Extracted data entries
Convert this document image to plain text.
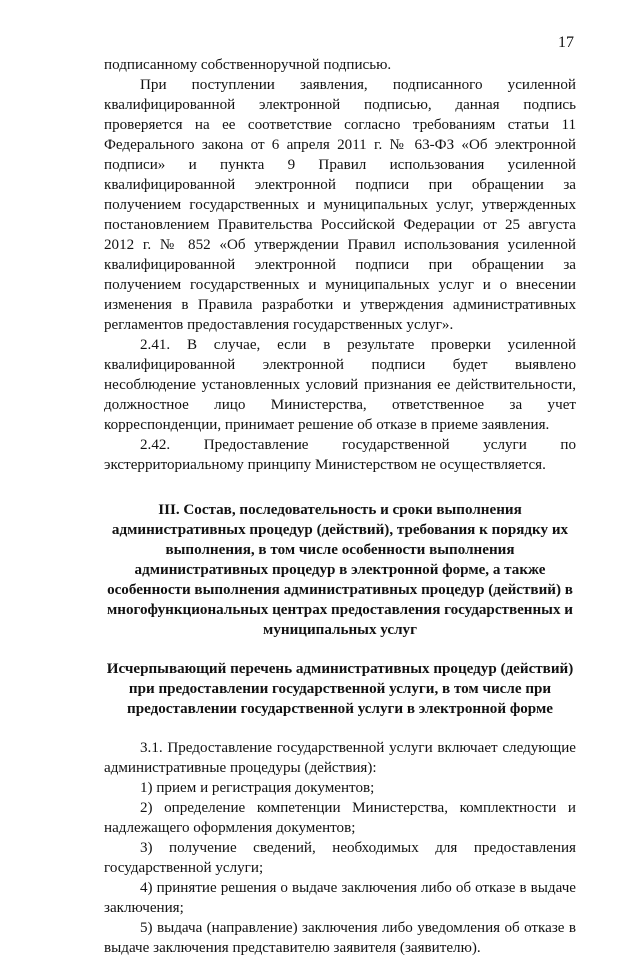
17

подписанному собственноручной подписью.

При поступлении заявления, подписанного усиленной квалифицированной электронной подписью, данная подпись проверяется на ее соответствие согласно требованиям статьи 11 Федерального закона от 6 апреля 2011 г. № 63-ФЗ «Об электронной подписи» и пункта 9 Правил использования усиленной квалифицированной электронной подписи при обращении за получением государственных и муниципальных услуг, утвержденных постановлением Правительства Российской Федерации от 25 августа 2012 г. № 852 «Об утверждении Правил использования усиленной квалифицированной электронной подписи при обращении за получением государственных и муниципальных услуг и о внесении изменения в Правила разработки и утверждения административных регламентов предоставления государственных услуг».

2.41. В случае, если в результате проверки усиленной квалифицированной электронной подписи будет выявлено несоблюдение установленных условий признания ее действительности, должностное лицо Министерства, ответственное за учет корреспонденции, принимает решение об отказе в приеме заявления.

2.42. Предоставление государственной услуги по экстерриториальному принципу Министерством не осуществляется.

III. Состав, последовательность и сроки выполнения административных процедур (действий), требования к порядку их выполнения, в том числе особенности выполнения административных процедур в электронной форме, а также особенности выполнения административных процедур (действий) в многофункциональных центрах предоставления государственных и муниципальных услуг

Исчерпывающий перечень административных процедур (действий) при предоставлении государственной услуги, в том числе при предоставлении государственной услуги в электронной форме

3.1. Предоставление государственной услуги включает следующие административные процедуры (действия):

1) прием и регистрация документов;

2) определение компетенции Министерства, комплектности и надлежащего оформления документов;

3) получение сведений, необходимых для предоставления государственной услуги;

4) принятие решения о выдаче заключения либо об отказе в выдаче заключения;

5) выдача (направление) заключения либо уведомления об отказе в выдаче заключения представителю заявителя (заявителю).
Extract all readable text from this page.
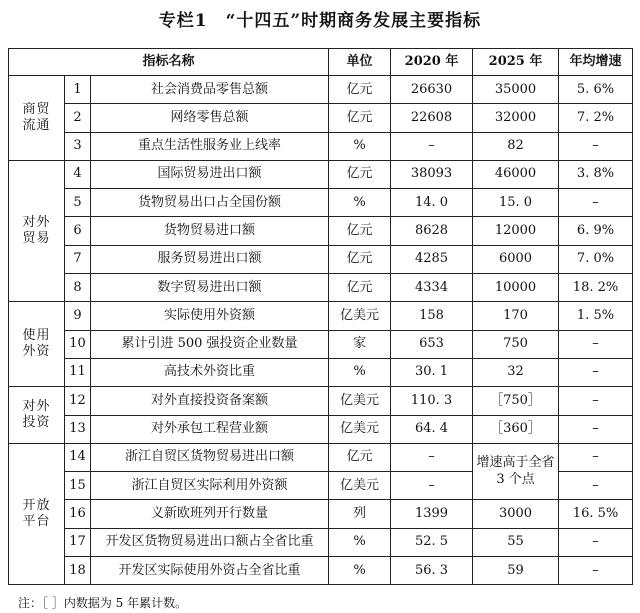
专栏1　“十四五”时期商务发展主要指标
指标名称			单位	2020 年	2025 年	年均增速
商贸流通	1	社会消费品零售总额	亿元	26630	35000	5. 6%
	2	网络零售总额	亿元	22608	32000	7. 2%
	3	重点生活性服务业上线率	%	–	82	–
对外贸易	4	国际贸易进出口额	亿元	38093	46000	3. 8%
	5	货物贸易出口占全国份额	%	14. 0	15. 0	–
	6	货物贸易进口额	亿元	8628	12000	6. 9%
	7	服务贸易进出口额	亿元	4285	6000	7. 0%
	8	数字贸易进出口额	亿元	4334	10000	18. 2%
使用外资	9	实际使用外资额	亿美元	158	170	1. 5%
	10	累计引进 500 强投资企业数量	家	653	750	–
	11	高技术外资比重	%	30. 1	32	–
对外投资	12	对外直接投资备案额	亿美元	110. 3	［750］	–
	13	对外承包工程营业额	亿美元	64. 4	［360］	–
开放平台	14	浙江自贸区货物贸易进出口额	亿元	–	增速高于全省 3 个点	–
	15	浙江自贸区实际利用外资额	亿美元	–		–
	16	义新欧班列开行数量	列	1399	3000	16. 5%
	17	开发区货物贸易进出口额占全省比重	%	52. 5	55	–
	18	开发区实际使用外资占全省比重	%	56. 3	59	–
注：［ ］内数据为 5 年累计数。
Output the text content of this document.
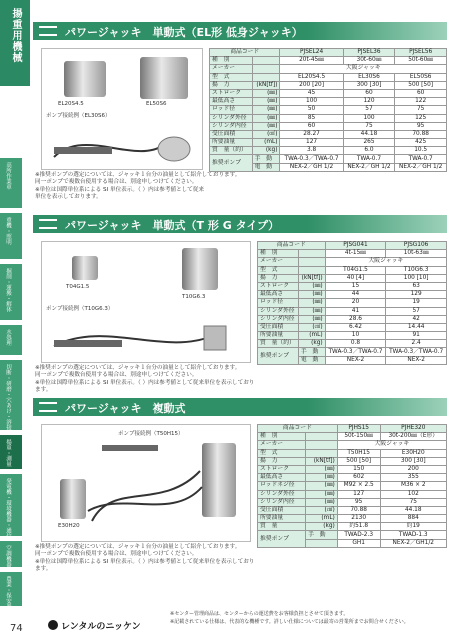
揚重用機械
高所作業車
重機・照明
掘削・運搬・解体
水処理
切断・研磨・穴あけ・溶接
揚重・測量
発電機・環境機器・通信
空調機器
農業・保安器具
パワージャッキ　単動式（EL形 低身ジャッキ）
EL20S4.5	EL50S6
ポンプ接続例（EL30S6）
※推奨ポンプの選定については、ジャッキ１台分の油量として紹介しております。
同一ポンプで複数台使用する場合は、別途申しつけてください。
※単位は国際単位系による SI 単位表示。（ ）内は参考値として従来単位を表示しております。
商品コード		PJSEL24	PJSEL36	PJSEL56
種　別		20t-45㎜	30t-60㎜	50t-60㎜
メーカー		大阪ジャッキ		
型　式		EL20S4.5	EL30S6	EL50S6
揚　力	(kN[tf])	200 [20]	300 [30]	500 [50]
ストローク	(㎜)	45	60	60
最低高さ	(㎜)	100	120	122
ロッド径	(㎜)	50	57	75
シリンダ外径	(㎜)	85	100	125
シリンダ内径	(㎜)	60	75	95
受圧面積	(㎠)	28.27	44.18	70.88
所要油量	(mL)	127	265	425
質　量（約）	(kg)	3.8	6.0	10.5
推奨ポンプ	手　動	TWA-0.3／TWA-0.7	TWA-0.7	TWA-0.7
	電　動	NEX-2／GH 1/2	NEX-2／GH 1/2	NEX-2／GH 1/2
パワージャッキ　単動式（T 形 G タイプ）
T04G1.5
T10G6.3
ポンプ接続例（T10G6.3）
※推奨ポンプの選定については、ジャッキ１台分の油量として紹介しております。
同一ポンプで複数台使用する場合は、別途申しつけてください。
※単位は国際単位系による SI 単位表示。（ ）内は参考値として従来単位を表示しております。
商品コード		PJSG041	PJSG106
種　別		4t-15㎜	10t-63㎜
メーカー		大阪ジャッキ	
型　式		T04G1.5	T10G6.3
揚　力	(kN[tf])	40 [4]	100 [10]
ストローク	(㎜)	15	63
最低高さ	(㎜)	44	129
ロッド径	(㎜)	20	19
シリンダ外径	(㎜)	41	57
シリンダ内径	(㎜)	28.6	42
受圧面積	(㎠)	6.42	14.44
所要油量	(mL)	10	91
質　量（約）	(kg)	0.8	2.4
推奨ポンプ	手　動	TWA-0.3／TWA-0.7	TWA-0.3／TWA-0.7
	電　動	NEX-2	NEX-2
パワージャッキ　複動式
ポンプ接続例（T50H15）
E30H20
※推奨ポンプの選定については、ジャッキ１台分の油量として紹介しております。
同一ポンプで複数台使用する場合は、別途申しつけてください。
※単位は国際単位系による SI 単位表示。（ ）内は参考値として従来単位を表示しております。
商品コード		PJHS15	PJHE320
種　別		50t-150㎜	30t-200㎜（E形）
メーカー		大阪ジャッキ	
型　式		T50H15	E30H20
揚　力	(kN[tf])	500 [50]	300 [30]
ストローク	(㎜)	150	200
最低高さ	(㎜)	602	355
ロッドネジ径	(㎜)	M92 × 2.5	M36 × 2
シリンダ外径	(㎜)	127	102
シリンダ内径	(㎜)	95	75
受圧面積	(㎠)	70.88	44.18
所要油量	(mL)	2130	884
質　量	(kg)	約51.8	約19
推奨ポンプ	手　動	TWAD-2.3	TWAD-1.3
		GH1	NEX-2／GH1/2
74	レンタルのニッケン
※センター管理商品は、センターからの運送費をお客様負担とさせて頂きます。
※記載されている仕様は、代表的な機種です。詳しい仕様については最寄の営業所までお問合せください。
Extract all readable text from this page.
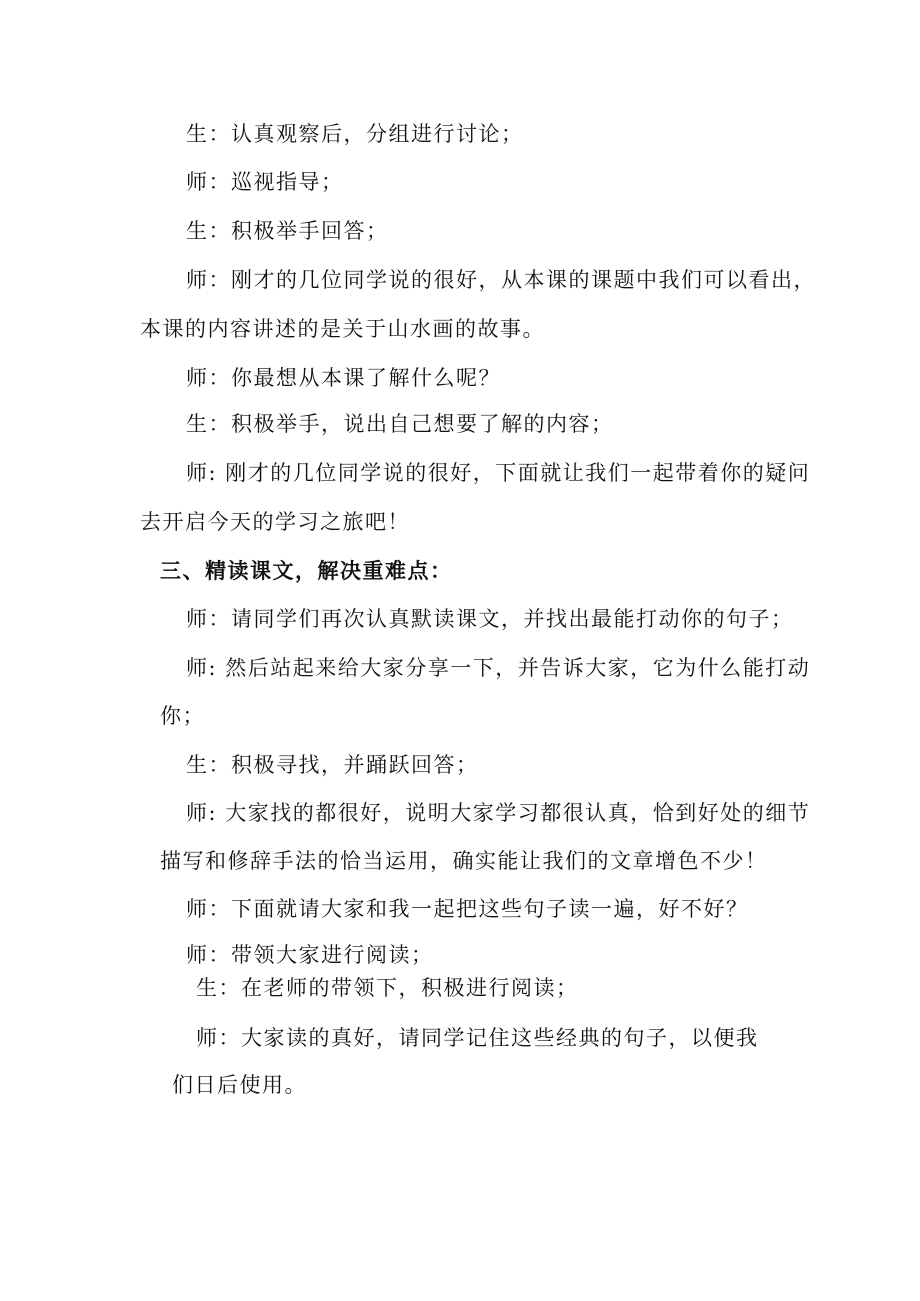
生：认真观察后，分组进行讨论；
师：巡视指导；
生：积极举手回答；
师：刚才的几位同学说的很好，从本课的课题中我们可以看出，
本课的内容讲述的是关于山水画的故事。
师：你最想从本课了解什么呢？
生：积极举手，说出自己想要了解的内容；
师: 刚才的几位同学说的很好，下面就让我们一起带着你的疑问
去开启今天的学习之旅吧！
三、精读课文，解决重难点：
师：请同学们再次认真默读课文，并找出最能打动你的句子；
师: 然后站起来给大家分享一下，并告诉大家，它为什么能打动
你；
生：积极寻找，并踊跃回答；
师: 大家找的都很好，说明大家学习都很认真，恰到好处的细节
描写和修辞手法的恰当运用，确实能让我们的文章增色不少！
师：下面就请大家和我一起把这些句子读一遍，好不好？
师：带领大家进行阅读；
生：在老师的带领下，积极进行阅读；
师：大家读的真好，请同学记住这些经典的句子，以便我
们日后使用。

=== WHAT YOU ARE ASKED TO DO ===
Return the lines of the records that include the string "text".

=== WRITTEN SOLUTION ===
Convert this document image to plain text.
Extract all readable text from this page.
Output the text content of this document.
Extract all readable text from this page.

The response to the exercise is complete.